**To do**
Give back each entry unchanged, minus pictures.

(Dataset entries)

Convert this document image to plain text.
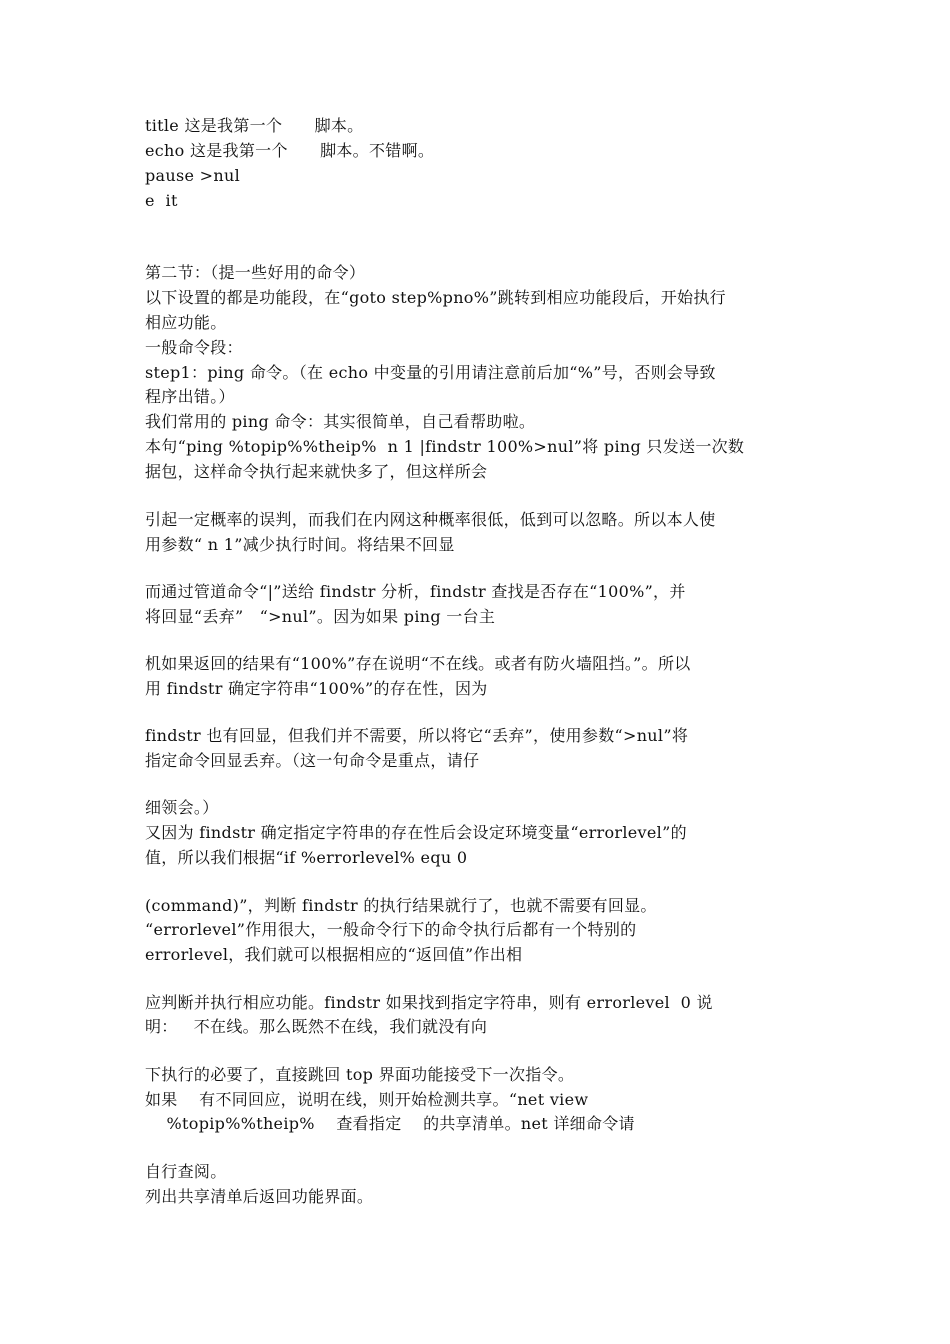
title 这是我第一个      脚本。
echo 这是我第一个      脚本。不错啊。
pause >nul
e  it
第二节：（提一些好用的命令）
以下设置的都是功能段，在“goto step%pno%”跳转到相应功能段后，开始执行
相应功能。
一般命令段：
step1：ping 命令。（在 echo 中变量的引用请注意前后加“%”号，否则会导致
程序出错。）
我们常用的 ping 命令：其实很简单，自己看帮助啦。
本句“ping %topip%%theip%  n 1 |findstr 100%>nul”将 ping 只发送一次数
据包，这样命令执行起来就快多了，但这样所会
引起一定概率的误判，而我们在内网这种概率很低，低到可以忽略。所以本人使
用参数“ n 1”减少执行时间。将结果不回显
而通过管道命令“|”送给 findstr 分析，findstr 查找是否存在“100%”，并
将回显“丢弃”   “>nul”。因为如果 ping 一台主
机如果返回的结果有“100%”存在说明“不在线。或者有防火墙阻挡。”。所以
用 findstr 确定字符串“100%”的存在性，因为
findstr 也有回显，但我们并不需要，所以将它“丢弃”，使用参数“>nul”将
指定命令回显丢弃。（这一句命令是重点，请仔
细领会。）
又因为 findstr 确定指定字符串的存在性后会设定环境变量“errorlevel”的
值，所以我们根据“if %errorlevel% equ 0
(command)”，判断 findstr 的执行结果就行了，也就不需要有回显。
“errorlevel”作用很大，一般命令行下的命令执行后都有一个特别的
errorlevel，我们就可以根据相应的“返回值”作出相
应判断并执行相应功能。findstr 如果找到指定字符串，则有 errorlevel  0 说
明：   不在线。那么既然不在线，我们就没有向
下执行的必要了，直接跳回 top 界面功能接受下一次指令。
如果    有不同回应，说明在线，则开始检测共享。“net view
%topip%%theip%    查看指定    的共享清单。net 详细命令请
自行查阅。
列出共享清单后返回功能界面。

**Task output**
Convert this document image to plain text.
title 这是我第一个      脚本。
echo 这是我第一个      脚本。不错啊。
pause >nul
e  it
第二节：（提一些好用的命令）
以下设置的都是功能段，在“goto step%pno%”跳转到相应功能段后，开始执行
相应功能。
一般命令段：
step1：ping 命令。（在 echo 中变量的引用请注意前后加“%”号，否则会导致
程序出错。）
我们常用的 ping 命令：其实很简单，自己看帮助啦。
本句“ping %topip%%theip%  n 1 |findstr 100%>nul”将 ping 只发送一次数
据包，这样命令执行起来就快多了，但这样所会
引起一定概率的误判，而我们在内网这种概率很低，低到可以忽略。所以本人使
用参数“ n 1”减少执行时间。将结果不回显
而通过管道命令“|”送给 findstr 分析，findstr 查找是否存在“100%”，并
将回显“丢弃”   “>nul”。因为如果 ping 一台主
机如果返回的结果有“100%”存在说明“不在线。或者有防火墙阻挡。”。所以
用 findstr 确定字符串“100%”的存在性，因为
findstr 也有回显，但我们并不需要，所以将它“丢弃”，使用参数“>nul”将
指定命令回显丢弃。（这一句命令是重点，请仔
细领会。）
又因为 findstr 确定指定字符串的存在性后会设定环境变量“errorlevel”的
值，所以我们根据“if %errorlevel% equ 0
(command)”，判断 findstr 的执行结果就行了，也就不需要有回显。
“errorlevel”作用很大，一般命令行下的命令执行后都有一个特别的
errorlevel，我们就可以根据相应的“返回值”作出相
应判断并执行相应功能。findstr 如果找到指定字符串，则有 errorlevel  0 说
明：   不在线。那么既然不在线，我们就没有向
下执行的必要了，直接跳回 top 界面功能接受下一次指令。
如果    有不同回应，说明在线，则开始检测共享。“net view
%topip%%theip%    查看指定    的共享清单。net 详细命令请
自行查阅。
列出共享清单后返回功能界面。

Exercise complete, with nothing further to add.